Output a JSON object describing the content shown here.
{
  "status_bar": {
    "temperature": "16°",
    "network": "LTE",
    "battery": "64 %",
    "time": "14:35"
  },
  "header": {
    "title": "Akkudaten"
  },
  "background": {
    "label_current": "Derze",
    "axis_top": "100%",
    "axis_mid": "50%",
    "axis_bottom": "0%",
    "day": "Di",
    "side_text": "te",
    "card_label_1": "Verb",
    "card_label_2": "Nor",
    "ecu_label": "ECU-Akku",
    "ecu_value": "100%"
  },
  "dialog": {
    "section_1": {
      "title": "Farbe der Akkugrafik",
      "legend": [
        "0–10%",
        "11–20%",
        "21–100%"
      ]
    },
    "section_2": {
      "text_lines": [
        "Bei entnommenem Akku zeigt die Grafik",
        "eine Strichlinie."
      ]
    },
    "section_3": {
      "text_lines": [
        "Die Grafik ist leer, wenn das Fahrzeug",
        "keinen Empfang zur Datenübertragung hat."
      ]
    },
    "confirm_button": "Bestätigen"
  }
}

================================

- **Challenge**
Repeat the lines above exactly.

- **Response**
Output a JSON object describing the content shown here.
{
  "status_bar": {
    "temperature": "16°",
    "network": "LTE",
    "battery": "64 %",
    "time": "14:35"
  },
  "header": {
    "title": "Akkudaten"
  },
  "background": {
    "label_current": "Derze",
    "axis_top": "100%",
    "axis_mid": "50%",
    "axis_bottom": "0%",
    "day": "Di",
    "side_text": "te",
    "card_label_1": "Verb",
    "card_label_2": "Nor",
    "ecu_label": "ECU-Akku",
    "ecu_value": "100%"
  },
  "dialog": {
    "section_1": {
      "title": "Farbe der Akkugrafik",
      "legend": [
        "0–10%",
        "11–20%",
        "21–100%"
      ]
    },
    "section_2": {
      "text_lines": [
        "Bei entnommenem Akku zeigt die Grafik",
        "eine Strichlinie."
      ]
    },
    "section_3": {
      "text_lines": [
        "Die Grafik ist leer, wenn das Fahrzeug",
        "keinen Empfang zur Datenübertragung hat."
      ]
    },
    "confirm_button": "Bestätigen"
  }
}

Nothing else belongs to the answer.